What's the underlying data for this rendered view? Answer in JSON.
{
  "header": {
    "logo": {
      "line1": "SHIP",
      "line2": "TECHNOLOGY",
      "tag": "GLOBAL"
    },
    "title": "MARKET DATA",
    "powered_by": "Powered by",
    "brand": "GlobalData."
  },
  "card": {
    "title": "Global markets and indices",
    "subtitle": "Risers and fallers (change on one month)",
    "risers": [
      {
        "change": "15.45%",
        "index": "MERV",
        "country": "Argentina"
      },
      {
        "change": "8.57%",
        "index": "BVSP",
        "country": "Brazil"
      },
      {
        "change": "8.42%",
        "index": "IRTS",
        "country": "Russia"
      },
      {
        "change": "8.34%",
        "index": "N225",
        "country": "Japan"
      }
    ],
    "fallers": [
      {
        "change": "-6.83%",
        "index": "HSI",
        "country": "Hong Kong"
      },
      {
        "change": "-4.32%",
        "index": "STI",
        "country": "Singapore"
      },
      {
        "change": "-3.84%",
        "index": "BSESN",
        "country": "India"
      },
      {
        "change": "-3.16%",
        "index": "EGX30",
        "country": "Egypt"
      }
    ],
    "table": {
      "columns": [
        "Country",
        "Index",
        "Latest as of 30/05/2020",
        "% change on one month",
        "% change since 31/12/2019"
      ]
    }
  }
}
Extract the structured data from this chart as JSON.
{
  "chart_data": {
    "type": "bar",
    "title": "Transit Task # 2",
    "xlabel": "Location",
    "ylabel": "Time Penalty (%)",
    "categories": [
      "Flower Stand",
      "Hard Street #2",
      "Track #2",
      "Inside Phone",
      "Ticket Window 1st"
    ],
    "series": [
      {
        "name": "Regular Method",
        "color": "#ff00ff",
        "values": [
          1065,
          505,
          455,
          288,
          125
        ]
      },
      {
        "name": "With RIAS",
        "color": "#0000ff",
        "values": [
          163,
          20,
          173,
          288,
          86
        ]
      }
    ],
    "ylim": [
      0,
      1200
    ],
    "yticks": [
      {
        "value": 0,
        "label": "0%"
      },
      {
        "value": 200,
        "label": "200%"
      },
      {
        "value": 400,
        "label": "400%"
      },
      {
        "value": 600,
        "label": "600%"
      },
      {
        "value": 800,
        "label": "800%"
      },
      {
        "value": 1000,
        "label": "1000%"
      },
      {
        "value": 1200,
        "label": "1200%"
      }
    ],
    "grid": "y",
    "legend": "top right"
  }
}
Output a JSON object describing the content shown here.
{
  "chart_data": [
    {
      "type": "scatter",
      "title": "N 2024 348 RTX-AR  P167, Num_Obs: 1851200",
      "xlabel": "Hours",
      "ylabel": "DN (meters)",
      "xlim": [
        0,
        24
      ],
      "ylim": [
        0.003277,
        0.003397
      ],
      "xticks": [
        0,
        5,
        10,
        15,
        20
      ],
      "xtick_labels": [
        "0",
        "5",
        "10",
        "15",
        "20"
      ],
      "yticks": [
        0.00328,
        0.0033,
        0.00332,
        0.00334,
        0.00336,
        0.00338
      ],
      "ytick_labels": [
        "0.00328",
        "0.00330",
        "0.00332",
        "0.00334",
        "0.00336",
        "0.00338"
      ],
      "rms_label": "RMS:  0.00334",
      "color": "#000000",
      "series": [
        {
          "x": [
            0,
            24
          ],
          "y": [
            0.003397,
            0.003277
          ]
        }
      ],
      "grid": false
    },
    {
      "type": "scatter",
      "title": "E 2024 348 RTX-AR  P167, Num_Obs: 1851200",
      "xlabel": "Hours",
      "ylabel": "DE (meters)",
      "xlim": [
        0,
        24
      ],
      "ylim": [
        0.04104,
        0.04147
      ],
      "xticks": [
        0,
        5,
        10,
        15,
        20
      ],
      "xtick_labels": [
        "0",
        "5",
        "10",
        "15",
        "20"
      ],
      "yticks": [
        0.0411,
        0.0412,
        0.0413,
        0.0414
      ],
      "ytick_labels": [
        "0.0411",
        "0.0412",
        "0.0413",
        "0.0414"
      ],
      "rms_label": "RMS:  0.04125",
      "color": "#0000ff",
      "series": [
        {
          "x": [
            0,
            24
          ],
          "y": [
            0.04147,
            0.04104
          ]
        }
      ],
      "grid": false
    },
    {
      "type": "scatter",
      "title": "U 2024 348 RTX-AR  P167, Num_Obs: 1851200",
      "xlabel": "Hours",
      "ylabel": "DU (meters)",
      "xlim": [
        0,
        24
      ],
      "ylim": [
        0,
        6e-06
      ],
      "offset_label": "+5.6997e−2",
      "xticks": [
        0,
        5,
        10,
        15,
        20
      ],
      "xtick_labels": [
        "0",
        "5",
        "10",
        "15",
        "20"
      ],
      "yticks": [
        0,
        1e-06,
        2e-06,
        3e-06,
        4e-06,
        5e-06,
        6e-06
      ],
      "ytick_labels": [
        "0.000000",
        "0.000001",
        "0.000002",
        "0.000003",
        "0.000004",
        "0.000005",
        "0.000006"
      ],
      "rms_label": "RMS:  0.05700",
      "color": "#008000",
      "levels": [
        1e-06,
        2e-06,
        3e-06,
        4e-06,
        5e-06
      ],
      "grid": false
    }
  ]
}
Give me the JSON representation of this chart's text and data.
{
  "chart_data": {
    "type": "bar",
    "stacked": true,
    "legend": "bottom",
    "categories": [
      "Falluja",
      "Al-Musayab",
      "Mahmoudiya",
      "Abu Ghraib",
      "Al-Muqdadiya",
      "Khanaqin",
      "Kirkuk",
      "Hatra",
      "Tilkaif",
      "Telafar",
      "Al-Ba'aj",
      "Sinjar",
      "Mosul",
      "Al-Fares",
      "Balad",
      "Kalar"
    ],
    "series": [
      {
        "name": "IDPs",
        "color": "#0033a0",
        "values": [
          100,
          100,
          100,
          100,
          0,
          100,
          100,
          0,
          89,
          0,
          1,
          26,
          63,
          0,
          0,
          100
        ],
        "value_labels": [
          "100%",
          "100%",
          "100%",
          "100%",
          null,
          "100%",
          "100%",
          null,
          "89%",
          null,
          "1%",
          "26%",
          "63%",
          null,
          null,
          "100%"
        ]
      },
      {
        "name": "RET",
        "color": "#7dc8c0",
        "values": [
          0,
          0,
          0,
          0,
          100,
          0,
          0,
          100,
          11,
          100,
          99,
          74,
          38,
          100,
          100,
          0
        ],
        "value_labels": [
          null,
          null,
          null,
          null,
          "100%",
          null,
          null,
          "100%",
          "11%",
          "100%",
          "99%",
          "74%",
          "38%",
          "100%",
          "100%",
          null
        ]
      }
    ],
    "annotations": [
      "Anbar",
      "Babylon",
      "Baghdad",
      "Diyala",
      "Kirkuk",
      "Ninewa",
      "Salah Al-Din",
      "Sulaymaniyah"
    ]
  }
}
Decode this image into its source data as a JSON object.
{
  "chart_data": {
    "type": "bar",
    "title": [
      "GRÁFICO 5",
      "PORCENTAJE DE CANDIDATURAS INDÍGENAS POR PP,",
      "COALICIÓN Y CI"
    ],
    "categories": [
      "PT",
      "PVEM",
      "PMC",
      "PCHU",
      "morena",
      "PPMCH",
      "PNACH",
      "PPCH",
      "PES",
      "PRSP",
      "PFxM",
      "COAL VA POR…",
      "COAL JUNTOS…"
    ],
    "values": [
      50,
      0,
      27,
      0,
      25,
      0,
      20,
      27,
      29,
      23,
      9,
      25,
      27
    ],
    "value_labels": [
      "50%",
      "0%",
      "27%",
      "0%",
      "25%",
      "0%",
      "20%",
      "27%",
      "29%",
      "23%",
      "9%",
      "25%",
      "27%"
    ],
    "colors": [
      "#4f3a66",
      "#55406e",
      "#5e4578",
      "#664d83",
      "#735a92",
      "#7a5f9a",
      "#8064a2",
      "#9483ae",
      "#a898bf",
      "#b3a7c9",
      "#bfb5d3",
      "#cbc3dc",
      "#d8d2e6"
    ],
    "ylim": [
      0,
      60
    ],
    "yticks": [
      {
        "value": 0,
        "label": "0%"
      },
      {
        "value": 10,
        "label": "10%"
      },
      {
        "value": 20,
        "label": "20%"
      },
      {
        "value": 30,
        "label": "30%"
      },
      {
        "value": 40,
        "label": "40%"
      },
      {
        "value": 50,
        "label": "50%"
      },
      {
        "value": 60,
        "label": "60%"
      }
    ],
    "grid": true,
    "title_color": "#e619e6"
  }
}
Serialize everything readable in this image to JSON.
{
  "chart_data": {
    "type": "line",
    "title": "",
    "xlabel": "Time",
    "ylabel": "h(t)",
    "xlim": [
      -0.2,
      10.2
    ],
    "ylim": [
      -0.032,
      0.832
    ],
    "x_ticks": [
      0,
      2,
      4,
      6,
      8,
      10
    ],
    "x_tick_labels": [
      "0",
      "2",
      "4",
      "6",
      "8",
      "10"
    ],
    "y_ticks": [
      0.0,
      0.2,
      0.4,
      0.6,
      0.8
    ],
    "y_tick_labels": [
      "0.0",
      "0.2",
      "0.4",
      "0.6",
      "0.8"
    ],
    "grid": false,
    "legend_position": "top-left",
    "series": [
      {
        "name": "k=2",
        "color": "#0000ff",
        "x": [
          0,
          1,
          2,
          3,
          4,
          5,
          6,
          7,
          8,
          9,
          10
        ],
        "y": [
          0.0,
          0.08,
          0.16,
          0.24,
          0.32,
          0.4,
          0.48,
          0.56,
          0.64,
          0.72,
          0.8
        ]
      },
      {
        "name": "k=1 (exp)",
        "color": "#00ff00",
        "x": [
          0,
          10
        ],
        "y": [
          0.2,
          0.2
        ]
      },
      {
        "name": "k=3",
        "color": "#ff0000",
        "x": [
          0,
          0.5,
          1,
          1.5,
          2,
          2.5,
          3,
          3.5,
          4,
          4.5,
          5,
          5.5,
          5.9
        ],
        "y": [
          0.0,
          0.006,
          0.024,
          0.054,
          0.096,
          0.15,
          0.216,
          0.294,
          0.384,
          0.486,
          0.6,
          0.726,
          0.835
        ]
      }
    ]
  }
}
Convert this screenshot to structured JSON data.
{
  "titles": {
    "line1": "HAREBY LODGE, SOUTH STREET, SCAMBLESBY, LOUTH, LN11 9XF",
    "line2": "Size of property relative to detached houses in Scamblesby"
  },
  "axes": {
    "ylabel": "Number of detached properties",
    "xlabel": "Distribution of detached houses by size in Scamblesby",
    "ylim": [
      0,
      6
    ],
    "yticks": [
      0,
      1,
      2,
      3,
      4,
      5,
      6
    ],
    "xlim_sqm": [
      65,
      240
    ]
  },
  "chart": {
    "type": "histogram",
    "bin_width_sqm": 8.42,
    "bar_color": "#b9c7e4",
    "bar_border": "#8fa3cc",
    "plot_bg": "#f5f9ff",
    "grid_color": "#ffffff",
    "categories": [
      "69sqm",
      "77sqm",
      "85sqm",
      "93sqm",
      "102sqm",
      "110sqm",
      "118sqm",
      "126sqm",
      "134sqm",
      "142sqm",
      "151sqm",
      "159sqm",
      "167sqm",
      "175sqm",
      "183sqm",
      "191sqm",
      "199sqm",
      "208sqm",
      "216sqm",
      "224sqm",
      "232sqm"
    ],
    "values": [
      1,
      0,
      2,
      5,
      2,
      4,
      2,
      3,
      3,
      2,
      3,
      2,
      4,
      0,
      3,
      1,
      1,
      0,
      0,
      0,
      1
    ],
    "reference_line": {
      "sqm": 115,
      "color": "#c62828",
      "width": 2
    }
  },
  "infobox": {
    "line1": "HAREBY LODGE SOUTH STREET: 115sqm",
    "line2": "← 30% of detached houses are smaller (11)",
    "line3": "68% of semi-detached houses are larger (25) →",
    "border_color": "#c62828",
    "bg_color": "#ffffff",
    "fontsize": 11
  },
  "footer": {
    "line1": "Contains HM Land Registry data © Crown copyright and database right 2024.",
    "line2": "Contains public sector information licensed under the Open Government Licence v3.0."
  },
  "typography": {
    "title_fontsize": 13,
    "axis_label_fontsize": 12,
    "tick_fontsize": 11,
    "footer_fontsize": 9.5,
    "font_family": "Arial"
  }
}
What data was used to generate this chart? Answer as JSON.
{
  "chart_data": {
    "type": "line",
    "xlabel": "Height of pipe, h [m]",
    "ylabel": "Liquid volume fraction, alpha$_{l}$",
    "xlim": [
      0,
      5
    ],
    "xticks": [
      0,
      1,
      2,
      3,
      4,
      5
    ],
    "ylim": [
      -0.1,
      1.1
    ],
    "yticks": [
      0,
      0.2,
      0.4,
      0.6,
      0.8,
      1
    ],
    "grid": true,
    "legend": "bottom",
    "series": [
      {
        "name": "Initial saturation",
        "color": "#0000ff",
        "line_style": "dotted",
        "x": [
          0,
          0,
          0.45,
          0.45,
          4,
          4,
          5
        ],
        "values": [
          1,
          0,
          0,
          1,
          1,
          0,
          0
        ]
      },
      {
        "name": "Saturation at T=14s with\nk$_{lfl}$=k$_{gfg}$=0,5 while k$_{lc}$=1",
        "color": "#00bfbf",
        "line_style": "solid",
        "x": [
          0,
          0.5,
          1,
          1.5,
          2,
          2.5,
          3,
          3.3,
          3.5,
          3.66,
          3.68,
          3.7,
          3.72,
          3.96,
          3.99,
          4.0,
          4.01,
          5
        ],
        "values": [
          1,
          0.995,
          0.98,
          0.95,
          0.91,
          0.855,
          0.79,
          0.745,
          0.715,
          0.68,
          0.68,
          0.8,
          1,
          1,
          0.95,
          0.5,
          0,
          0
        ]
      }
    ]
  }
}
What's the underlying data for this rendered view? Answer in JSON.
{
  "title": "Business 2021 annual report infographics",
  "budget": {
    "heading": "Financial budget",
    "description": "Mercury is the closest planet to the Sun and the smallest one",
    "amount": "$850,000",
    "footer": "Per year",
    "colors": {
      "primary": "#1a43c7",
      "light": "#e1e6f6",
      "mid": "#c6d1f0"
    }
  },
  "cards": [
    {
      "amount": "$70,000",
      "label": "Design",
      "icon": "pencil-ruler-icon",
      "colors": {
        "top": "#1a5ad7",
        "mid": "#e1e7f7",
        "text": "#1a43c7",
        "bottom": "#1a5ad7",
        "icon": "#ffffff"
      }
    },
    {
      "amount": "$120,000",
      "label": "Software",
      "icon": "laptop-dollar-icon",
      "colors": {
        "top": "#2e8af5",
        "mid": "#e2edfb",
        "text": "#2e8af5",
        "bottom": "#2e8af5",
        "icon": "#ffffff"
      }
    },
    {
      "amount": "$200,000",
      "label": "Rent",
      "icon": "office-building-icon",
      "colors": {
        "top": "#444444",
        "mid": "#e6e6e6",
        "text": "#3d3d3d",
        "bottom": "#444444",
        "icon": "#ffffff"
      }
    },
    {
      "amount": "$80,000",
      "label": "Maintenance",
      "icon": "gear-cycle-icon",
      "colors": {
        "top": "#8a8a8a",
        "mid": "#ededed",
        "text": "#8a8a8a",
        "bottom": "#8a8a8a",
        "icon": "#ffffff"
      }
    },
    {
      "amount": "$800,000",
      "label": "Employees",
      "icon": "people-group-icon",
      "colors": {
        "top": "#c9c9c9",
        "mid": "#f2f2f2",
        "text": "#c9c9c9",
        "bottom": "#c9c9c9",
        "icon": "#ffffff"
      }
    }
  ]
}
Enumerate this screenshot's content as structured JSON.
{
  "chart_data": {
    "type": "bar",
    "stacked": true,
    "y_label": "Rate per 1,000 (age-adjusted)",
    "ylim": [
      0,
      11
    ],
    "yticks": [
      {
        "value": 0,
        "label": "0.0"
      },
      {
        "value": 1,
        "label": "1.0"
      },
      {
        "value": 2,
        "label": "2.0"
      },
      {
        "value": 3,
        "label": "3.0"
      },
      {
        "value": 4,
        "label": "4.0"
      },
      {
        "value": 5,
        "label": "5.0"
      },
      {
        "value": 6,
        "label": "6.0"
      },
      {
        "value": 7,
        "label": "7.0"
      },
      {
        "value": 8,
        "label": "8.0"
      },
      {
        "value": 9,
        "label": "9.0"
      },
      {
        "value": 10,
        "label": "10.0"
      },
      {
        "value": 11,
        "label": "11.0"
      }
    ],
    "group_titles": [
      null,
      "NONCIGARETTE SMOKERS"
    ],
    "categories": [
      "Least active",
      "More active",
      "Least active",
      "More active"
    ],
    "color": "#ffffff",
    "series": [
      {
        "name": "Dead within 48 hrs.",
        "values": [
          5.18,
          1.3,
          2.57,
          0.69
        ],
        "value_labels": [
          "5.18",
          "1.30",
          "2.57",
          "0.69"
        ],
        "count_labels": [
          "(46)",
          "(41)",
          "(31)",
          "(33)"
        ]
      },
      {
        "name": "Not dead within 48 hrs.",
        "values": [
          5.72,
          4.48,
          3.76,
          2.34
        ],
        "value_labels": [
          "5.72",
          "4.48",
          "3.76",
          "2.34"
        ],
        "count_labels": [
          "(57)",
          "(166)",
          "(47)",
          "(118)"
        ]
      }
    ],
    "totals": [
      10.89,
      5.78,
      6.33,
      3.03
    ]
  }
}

· · · · ·

Copy every line from the entries that contains the word "meters".

      "ylabel": "DN (meters)",
      "ylabel": "DE (meters)",
      "ylabel": "DU (meters)",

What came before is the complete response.